» Aim of the task
Extract each line of the entries below that contains the string "axis". Matching is case-sensitive.

(Records excerpted from a collection)
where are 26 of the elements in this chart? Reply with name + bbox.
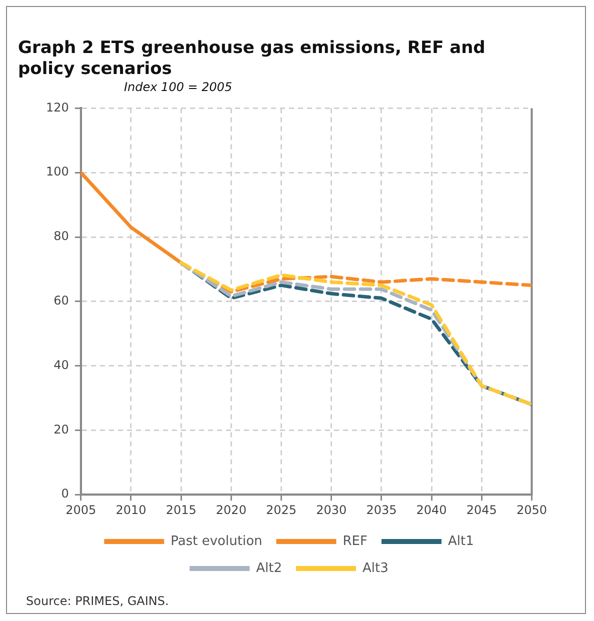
y-tick-label: 40 (54, 358, 69, 372)
line-series (179, 261, 532, 406)
legend-label: Alt2 (256, 560, 282, 576)
y-tick-label: 20 (54, 422, 69, 436)
legend-label: Past evolution (170, 534, 262, 549)
legend-label: Alt3 (362, 560, 388, 576)
x-tick-label: 2050 (516, 502, 548, 517)
legend-label: Alt1 (448, 534, 474, 549)
x-tick-label: 2025 (266, 502, 297, 517)
x-tick-label: 2040 (416, 502, 447, 517)
y-tick-label: 100 (46, 164, 69, 179)
x-tick-label: 2030 (316, 502, 347, 517)
x-tick-label: 2020 (216, 502, 246, 517)
y-tick-label: 0 (61, 486, 69, 501)
x-tick-label: 2005 (66, 502, 96, 517)
y-tick-label: 80 (54, 229, 69, 244)
x-tick-label: 2035 (366, 502, 397, 517)
y-tick-label: 120 (46, 100, 69, 114)
x-tick-label: 2010 (116, 502, 146, 517)
y-tick-label: 60 (54, 294, 69, 308)
x-tick-label: 2015 (166, 502, 196, 517)
source-note: Source: PRIMES, GAINS. (26, 594, 169, 608)
x-tick-label: 2045 (466, 502, 497, 517)
chart-title: Graph 2 ETS greenhouse gas emissions, REF and policy scenarios (18, 38, 486, 80)
chart-subtitle: Index 100 = 2005 (124, 80, 232, 94)
legend-label: REF (342, 534, 368, 549)
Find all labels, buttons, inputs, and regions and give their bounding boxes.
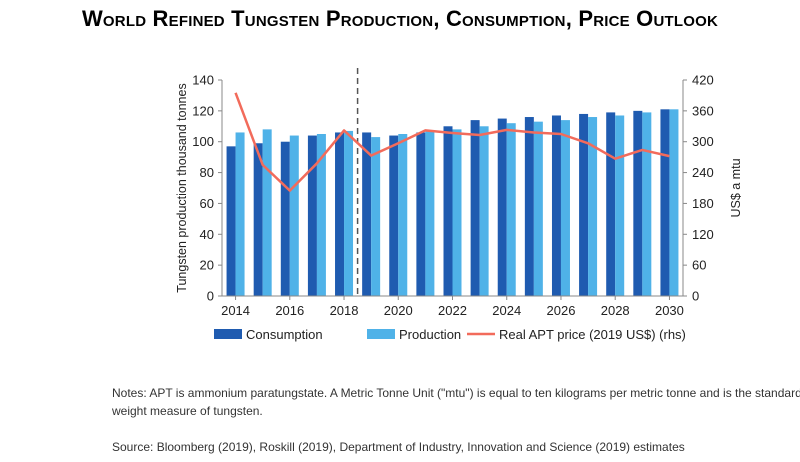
chart-notes: Notes: APT is ammonium paratungstate. A … — [112, 386, 800, 418]
consumption-bar — [579, 113, 589, 296]
production-bar — [506, 123, 516, 296]
production-bar — [316, 134, 326, 296]
consumption-bar — [470, 120, 480, 296]
price-line-layer — [234, 92, 670, 192]
y2-axis-label: US$ a mtu — [729, 158, 743, 217]
consumption-bar — [280, 141, 290, 296]
consumption-bar — [524, 117, 534, 297]
consumption-bar — [253, 143, 263, 296]
chart: 0 20 40 60 80 100 120 140 0 60 120 180 240 300 360 420 2… — [175, 68, 743, 342]
axes-layer: 0 20 40 60 80 100 120 140 0 60 120 180 240 300 360 420 2… — [175, 73, 743, 319]
consumption-bar — [335, 132, 345, 296]
legend-consumption-swatch — [214, 329, 242, 339]
y-tick-label: 20 — [200, 258, 214, 273]
bars-layer — [226, 109, 679, 297]
production-bar — [235, 132, 245, 296]
production-bar — [560, 120, 570, 296]
x-tick-label: 2028 — [601, 303, 630, 318]
x-tick-label: 2026 — [547, 303, 576, 318]
consumption-bar — [660, 109, 670, 296]
y2-tick-label: 420 — [692, 73, 714, 88]
production-bar — [371, 137, 381, 296]
consumption-bar — [416, 132, 426, 296]
y-tick-label: 60 — [200, 196, 214, 211]
consumption-bar — [633, 110, 643, 296]
production-bar — [479, 126, 489, 297]
legend-price-label: Real APT price (2019 US$) (rhs) — [499, 327, 686, 342]
x-tick-label: 2022 — [438, 303, 467, 318]
production-bar — [669, 109, 679, 296]
x-tick-label: 2020 — [384, 303, 413, 318]
production-bar — [452, 129, 462, 296]
production-bar — [425, 130, 435, 296]
x-tick-label: 2018 — [330, 303, 359, 318]
legend-production-label: Production — [399, 327, 461, 342]
x-tick-label: 2014 — [221, 303, 250, 318]
consumption-bar — [226, 146, 236, 296]
consumption-bar — [497, 118, 507, 296]
production-bar — [588, 117, 598, 297]
y-axis-label: Tungsten production thousand tonnes — [175, 83, 189, 292]
production-bar — [533, 121, 543, 297]
production-bar — [615, 115, 625, 296]
x-tick-label: 2024 — [492, 303, 521, 318]
y-tick-label: 100 — [192, 134, 214, 149]
consumption-bar — [606, 112, 616, 297]
y-tick-label: 140 — [192, 73, 214, 88]
consumption-bar — [389, 135, 399, 296]
y2-tick-label: 0 — [692, 289, 699, 304]
price-line — [234, 92, 670, 192]
consumption-bar — [362, 132, 372, 296]
y2-tick-label: 180 — [692, 196, 714, 211]
y2-tick-label: 120 — [692, 227, 714, 242]
legend-production-swatch — [367, 329, 395, 339]
y-tick-label: 120 — [192, 103, 214, 118]
legend-consumption-label: Consumption — [246, 327, 323, 342]
consumption-bar — [443, 126, 453, 297]
y-tick-label: 0 — [207, 289, 214, 304]
x-tick-label: 2030 — [655, 303, 684, 318]
y2-tick-label: 60 — [692, 258, 706, 273]
production-bar — [642, 112, 652, 297]
production-bar — [344, 130, 354, 296]
consumption-bar — [307, 135, 317, 296]
production-bar — [289, 135, 299, 296]
y2-tick-label: 300 — [692, 134, 714, 149]
y2-tick-label: 240 — [692, 165, 714, 180]
chart-title: World Refined Tungsten Production, Consu… — [81, 6, 719, 31]
production-bar — [398, 134, 408, 296]
y-tick-label: 80 — [200, 165, 214, 180]
production-bar — [262, 129, 272, 296]
x-tick-label: 2016 — [275, 303, 304, 318]
chart-source: Source: Bloomberg (2019), Roskill (2019)… — [112, 440, 685, 454]
y-tick-label: 40 — [200, 227, 214, 242]
y2-tick-label: 360 — [692, 103, 714, 118]
consumption-bar — [551, 115, 561, 296]
legend: Consumption Production Real APT price (201… — [214, 327, 686, 342]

» Response
y2-axis-label: US$ a mtu — [729, 158, 743, 217]
y-axis-label: Tungsten production thousand tonnes — [175, 83, 189, 292]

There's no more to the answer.